Look for the string "spread" and copy every line that has it.

========================================

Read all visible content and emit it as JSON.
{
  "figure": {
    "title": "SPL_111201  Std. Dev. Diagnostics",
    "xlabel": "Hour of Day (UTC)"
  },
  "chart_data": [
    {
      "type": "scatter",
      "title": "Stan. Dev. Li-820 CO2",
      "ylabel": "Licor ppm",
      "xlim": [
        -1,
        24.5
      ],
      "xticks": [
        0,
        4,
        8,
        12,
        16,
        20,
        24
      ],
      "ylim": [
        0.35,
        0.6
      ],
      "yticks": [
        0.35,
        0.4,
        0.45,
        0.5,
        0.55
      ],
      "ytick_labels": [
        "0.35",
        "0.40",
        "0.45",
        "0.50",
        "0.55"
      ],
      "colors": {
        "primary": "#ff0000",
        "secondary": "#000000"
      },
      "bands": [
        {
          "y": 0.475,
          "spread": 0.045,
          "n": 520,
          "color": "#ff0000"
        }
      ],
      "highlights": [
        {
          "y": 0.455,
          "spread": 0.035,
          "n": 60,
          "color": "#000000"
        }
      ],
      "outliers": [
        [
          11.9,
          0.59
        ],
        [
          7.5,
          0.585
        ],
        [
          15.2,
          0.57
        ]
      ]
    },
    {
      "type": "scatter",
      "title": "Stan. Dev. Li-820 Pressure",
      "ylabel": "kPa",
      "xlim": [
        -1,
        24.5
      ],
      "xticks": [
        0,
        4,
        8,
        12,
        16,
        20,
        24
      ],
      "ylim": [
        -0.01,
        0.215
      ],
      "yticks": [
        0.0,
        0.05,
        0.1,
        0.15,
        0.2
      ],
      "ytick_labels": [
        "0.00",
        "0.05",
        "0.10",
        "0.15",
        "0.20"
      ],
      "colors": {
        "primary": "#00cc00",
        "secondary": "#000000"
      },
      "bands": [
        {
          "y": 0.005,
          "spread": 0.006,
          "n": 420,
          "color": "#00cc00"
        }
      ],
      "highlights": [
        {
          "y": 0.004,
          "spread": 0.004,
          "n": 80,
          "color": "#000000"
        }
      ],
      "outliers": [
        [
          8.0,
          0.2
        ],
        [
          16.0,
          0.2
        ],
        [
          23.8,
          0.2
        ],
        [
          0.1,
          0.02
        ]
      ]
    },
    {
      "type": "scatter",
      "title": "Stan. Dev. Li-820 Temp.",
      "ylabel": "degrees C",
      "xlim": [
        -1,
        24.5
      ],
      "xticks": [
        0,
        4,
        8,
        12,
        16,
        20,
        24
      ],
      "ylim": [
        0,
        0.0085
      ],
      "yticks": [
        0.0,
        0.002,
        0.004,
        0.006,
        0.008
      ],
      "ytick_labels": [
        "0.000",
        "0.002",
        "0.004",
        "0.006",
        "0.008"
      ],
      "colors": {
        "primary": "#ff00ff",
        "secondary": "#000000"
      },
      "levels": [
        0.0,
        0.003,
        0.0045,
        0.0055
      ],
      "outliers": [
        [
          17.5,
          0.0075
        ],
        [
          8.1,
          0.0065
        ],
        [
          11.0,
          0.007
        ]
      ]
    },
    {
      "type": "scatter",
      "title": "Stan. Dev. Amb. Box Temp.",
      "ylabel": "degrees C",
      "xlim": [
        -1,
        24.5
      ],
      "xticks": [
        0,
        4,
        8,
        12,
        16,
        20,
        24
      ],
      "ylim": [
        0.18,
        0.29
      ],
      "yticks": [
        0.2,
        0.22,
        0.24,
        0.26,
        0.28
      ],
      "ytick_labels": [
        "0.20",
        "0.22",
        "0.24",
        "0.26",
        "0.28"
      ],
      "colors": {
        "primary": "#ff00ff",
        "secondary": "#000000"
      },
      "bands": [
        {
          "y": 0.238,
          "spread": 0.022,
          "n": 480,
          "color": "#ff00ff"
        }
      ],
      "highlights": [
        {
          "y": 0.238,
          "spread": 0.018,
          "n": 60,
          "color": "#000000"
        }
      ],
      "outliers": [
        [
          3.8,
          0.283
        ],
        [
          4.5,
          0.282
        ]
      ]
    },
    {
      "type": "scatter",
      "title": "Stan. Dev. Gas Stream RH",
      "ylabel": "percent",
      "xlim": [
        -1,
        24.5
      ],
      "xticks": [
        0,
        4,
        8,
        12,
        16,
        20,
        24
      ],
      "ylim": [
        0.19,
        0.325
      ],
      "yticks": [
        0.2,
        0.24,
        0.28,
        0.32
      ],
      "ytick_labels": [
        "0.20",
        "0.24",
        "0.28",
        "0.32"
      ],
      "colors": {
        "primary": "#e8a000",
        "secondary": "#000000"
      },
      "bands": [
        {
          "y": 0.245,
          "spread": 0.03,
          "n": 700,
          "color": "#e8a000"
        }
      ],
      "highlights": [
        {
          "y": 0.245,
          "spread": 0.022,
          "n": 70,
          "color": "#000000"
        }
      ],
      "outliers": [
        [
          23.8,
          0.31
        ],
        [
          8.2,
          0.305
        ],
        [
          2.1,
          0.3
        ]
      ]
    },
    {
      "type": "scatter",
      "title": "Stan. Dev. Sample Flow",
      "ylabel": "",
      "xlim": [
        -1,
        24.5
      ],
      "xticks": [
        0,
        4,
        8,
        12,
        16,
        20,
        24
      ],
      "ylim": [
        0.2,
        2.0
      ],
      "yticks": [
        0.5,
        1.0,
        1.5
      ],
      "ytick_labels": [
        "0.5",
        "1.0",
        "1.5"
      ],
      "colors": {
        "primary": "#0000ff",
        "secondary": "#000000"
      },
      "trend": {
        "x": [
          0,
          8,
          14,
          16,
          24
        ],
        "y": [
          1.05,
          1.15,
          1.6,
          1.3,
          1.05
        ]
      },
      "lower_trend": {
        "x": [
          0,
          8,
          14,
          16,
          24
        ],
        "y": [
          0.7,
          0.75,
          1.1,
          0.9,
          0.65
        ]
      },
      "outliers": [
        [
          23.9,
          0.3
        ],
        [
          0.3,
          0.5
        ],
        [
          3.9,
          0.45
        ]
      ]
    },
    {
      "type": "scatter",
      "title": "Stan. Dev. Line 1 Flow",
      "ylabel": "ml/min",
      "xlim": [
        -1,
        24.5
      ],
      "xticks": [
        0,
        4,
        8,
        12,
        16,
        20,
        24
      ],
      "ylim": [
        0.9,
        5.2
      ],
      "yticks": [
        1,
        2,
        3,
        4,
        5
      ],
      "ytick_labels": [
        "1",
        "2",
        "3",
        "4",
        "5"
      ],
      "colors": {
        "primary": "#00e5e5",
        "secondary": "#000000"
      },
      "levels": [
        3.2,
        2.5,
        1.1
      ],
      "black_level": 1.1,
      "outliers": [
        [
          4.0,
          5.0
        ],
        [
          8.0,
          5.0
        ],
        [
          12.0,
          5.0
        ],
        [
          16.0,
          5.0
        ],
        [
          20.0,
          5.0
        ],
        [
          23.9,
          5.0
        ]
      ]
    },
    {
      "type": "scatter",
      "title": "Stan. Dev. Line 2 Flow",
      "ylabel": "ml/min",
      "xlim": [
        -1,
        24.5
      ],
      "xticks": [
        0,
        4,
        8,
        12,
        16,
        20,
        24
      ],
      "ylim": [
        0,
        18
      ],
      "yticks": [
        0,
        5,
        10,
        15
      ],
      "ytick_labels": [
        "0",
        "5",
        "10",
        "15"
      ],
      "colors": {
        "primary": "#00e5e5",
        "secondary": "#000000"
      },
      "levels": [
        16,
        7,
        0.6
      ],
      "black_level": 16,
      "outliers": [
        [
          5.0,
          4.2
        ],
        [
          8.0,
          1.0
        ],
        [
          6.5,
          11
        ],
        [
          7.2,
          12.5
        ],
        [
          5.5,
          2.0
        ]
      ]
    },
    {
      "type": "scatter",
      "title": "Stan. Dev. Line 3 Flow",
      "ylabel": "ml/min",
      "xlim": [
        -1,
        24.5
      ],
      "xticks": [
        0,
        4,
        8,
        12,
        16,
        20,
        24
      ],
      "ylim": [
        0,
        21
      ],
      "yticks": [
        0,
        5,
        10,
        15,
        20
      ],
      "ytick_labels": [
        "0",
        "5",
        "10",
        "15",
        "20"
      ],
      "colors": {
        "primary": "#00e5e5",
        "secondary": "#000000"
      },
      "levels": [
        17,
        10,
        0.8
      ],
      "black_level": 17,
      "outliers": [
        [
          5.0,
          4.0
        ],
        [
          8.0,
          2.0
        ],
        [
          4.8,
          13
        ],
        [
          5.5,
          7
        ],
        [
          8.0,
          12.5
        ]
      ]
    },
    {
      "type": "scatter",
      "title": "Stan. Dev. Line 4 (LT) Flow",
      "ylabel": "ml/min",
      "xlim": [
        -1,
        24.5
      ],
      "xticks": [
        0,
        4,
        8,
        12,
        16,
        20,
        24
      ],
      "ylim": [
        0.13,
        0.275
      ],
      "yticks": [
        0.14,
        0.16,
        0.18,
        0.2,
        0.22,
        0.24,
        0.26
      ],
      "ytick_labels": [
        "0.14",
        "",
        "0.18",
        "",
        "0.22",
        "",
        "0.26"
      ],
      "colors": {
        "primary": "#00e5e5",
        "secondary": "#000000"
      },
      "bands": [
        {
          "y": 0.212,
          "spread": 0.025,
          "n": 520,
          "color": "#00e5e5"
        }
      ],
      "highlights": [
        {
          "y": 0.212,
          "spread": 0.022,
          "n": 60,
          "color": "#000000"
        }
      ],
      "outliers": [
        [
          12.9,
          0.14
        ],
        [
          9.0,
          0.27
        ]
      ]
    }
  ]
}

========================================

> **FINISHED EXERCISE**:
          "spread": 0.045,
          "spread": 0.035,
          "spread": 0.006,
          "spread": 0.004,
          "spread": 0.022,
          "spread": 0.018,
          "spread": 0.03,
          "spread": 0.022,
          "spread": 0.025,
          "spread": 0.022,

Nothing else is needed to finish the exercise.